(DO THIS): Reproduce the listing below in full and without alteration, apart from its pictures.

(DATASET RECORDS):
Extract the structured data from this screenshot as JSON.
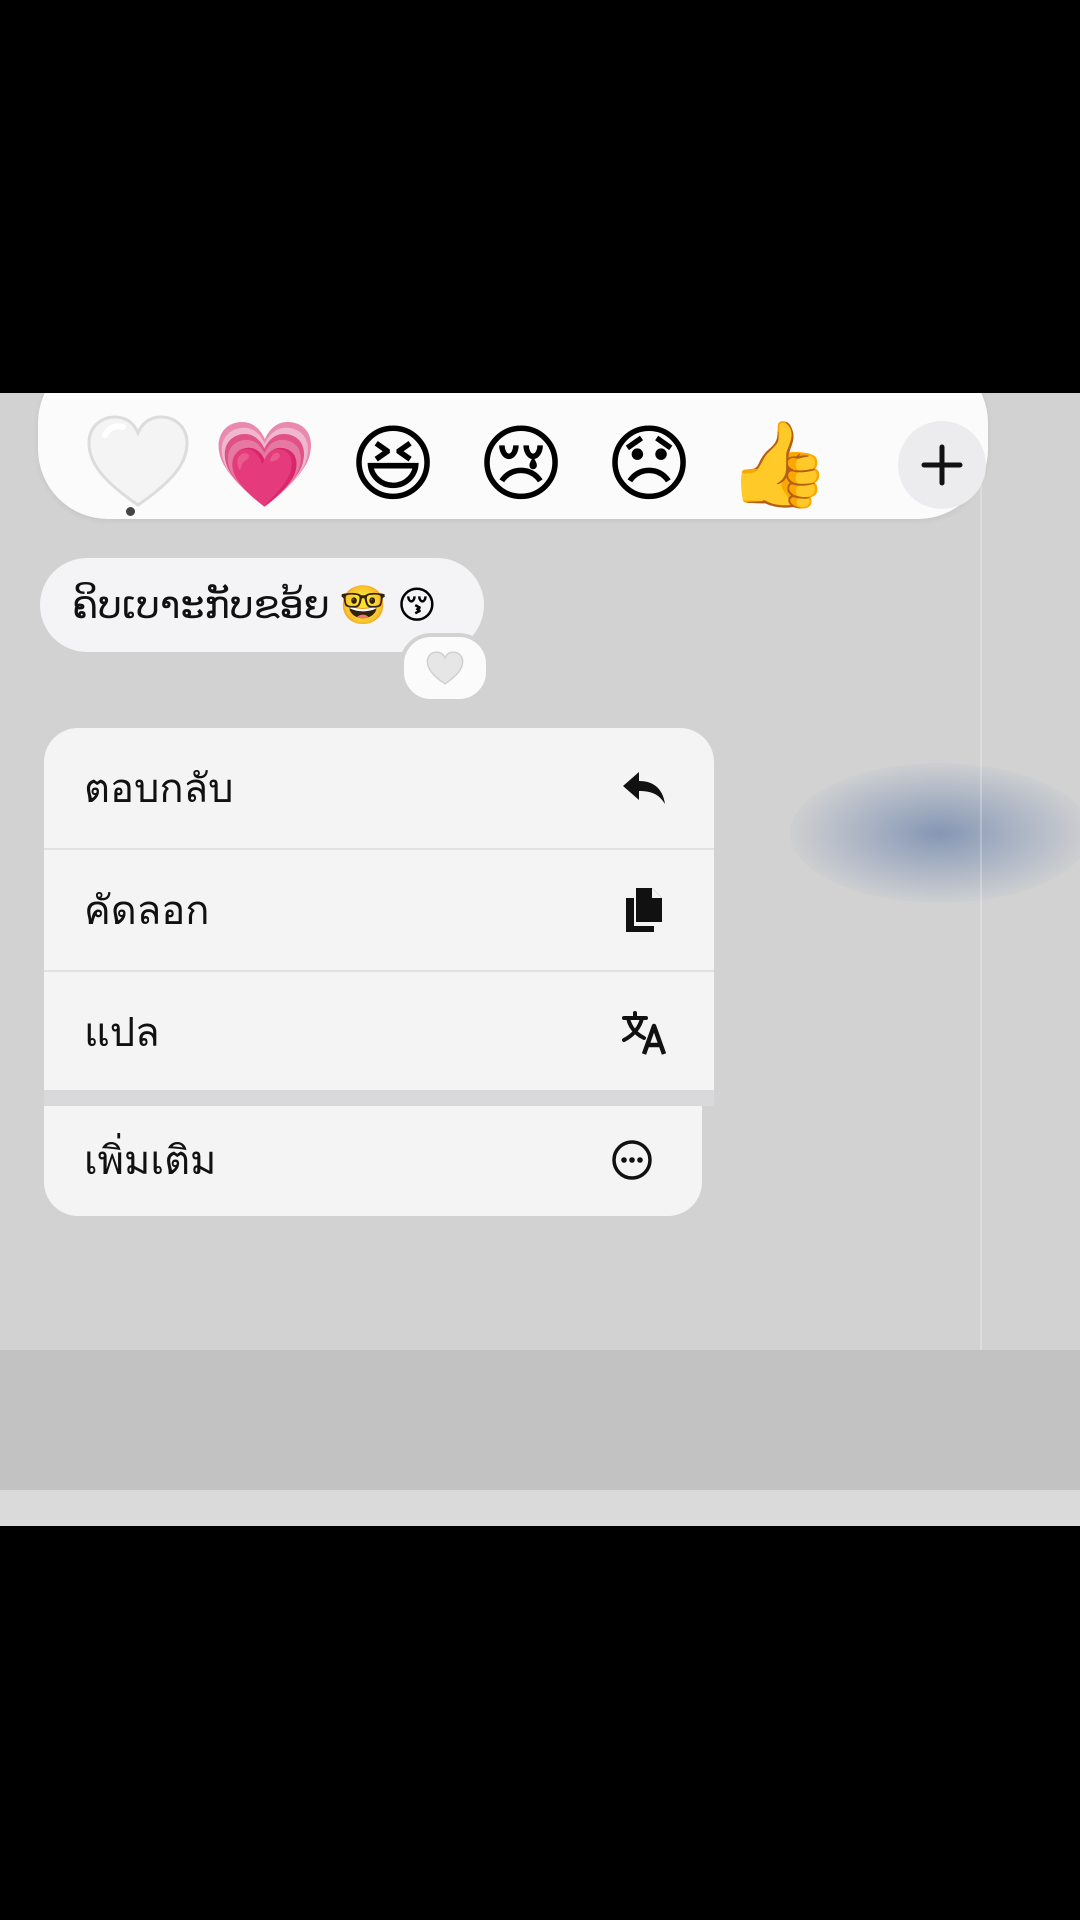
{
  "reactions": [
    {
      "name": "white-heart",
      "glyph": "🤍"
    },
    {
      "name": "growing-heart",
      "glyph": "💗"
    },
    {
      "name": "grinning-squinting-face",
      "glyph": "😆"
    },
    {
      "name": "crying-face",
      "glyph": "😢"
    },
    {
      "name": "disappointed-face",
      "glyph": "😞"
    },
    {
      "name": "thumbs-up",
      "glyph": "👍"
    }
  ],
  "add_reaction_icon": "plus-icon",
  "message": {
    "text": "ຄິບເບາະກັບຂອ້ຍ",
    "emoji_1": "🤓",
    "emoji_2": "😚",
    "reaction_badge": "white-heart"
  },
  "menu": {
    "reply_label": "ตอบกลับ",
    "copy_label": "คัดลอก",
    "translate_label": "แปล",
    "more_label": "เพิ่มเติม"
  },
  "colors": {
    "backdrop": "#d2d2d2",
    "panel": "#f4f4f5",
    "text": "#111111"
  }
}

(FINAL RESULT):
Extract the structured data from this screenshot as JSON.
{
  "reactions": [
    {
      "name": "white-heart",
      "glyph": "🤍"
    },
    {
      "name": "growing-heart",
      "glyph": "💗"
    },
    {
      "name": "grinning-squinting-face",
      "glyph": "😆"
    },
    {
      "name": "crying-face",
      "glyph": "😢"
    },
    {
      "name": "disappointed-face",
      "glyph": "😞"
    },
    {
      "name": "thumbs-up",
      "glyph": "👍"
    }
  ],
  "add_reaction_icon": "plus-icon",
  "message": {
    "text": "ຄິບເບາະກັບຂອ້ຍ",
    "emoji_1": "🤓",
    "emoji_2": "😚",
    "reaction_badge": "white-heart"
  },
  "menu": {
    "reply_label": "ตอบกลับ",
    "copy_label": "คัดลอก",
    "translate_label": "แปล",
    "more_label": "เพิ่มเติม"
  },
  "colors": {
    "backdrop": "#d2d2d2",
    "panel": "#f4f4f5",
    "text": "#111111"
  }
}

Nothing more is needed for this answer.